▸ **WHAT THIS TASK INVOLVES**
For each line below that contains the string "fgov", copy that line.

▸ **SUPPLIED RECORDS**
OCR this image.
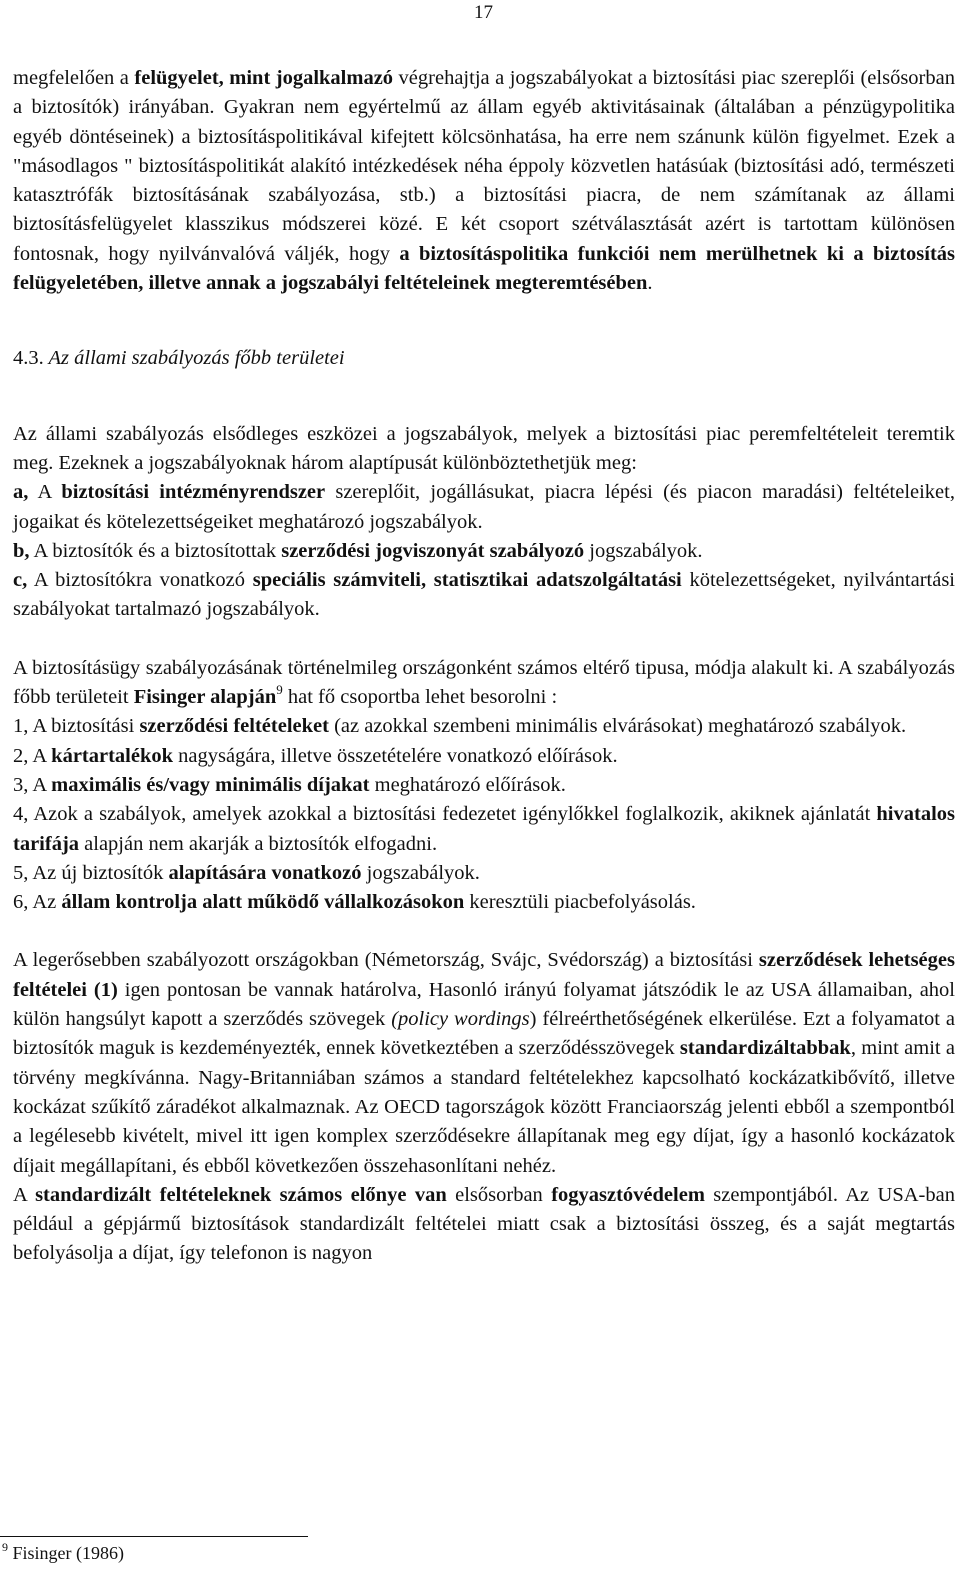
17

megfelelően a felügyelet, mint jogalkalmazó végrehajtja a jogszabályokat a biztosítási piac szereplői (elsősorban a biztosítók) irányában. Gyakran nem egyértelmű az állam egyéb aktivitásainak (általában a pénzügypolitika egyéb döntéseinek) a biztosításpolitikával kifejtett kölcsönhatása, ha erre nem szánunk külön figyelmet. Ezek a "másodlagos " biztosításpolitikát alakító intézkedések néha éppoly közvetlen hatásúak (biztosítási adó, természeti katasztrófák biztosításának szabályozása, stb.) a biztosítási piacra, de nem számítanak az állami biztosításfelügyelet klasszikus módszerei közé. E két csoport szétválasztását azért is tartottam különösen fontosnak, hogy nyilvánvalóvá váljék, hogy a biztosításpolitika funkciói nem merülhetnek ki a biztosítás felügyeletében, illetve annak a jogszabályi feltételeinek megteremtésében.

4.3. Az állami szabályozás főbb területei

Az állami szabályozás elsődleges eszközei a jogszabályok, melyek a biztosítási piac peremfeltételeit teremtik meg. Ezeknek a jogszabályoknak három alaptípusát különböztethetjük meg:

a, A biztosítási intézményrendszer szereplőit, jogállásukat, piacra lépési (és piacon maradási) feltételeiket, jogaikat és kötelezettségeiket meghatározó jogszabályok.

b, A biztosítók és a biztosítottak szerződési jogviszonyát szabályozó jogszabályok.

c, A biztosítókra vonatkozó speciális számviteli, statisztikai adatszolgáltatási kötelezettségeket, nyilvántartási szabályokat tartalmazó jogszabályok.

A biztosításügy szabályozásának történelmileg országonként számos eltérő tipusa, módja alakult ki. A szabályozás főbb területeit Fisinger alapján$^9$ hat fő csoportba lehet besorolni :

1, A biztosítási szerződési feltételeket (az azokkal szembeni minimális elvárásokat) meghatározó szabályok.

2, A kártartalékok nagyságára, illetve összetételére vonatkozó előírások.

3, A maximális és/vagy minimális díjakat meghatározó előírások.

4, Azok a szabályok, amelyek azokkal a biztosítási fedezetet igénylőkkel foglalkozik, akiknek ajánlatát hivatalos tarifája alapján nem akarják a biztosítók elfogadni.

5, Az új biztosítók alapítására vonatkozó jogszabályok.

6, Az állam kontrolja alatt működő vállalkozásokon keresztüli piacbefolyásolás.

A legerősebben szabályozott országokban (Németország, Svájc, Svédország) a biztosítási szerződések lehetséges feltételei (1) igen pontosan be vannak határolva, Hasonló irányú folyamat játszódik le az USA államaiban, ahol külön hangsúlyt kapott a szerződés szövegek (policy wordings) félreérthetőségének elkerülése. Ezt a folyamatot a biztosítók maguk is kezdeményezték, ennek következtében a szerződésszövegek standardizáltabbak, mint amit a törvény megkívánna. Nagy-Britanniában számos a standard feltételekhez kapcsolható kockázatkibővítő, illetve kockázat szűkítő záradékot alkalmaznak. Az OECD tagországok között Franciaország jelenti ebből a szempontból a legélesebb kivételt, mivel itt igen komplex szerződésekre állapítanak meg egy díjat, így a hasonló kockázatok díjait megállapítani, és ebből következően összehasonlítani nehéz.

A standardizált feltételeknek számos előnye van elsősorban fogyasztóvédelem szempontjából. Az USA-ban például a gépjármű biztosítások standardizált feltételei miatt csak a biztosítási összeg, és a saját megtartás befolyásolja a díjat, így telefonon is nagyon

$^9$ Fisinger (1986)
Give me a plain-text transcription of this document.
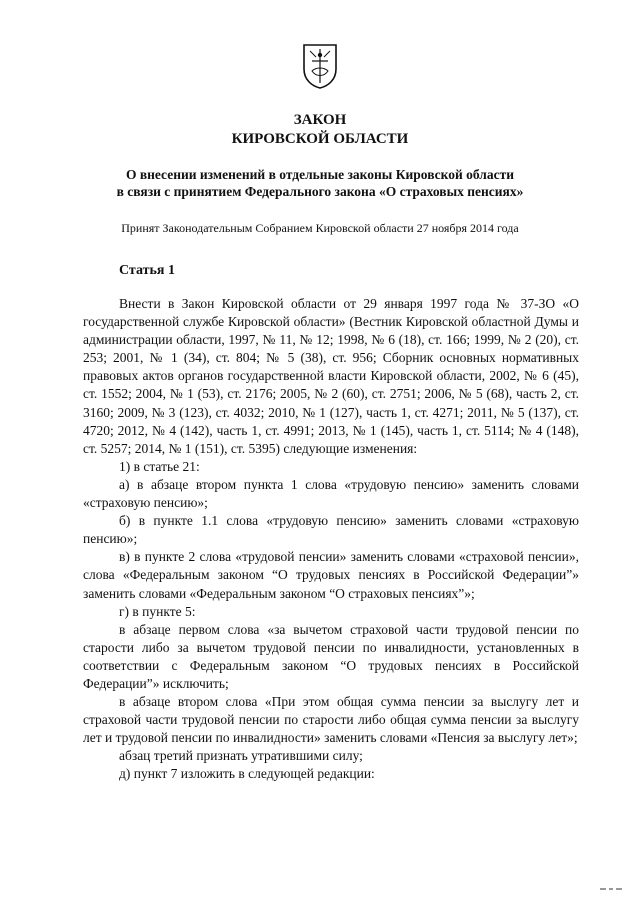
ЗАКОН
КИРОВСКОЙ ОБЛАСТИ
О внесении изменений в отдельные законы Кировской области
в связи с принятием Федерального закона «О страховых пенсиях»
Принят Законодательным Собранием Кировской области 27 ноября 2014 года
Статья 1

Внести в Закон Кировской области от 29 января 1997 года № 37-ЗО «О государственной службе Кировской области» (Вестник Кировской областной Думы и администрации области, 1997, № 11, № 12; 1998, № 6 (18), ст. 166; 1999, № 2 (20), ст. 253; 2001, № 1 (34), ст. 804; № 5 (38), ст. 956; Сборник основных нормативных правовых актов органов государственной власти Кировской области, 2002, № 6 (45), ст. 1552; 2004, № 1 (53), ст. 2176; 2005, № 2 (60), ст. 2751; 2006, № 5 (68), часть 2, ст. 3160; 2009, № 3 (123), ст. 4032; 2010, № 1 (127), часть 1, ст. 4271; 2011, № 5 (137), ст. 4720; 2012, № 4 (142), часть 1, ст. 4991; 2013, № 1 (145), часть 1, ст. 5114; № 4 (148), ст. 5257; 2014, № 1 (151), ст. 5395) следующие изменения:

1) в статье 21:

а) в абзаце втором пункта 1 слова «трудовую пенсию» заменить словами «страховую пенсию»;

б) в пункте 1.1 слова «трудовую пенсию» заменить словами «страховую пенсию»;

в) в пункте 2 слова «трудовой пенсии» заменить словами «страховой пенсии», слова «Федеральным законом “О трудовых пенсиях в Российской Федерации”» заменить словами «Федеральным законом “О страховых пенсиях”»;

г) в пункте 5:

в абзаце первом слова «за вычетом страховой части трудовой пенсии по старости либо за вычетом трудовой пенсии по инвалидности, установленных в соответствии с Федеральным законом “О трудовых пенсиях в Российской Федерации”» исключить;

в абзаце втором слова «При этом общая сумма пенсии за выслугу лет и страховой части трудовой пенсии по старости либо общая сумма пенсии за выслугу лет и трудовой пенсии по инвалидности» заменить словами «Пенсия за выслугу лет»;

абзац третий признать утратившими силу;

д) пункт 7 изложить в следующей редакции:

...

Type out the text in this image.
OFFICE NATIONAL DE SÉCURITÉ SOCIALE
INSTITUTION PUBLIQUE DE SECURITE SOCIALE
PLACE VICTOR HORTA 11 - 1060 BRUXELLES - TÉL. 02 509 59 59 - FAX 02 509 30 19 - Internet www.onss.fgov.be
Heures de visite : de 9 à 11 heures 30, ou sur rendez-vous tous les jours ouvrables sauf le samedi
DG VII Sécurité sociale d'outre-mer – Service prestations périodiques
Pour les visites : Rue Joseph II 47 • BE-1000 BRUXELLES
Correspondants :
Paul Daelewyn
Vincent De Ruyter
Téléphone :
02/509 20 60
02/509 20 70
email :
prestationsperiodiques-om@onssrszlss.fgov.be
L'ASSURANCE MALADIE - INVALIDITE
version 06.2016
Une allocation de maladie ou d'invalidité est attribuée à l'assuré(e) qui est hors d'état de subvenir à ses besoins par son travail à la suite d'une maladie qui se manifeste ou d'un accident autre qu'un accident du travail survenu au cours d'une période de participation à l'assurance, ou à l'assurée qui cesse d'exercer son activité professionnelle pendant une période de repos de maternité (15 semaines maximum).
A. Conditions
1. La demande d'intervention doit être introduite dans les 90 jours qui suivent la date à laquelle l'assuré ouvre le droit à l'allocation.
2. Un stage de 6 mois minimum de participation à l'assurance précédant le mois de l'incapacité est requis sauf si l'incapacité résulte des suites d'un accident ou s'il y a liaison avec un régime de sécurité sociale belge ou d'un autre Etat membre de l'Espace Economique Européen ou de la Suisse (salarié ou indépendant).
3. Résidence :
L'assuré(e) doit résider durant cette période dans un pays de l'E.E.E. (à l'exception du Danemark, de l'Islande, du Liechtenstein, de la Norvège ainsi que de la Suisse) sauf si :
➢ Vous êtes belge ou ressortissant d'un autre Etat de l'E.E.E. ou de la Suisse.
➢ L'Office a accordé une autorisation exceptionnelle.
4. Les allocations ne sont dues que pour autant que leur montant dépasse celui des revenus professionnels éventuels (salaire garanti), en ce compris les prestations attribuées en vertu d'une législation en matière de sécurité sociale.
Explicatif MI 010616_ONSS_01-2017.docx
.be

▸ **SOLUTION FOR THIS PROBLEM**
PLACE VICTOR HORTA 11 - 1060 BRUXELLES - TÉL. 02 509 59 59 - FAX 02 509 30 19 - Internet www.onss.fgov.be
prestationsperiodiques-om@onssrszlss.fgov.be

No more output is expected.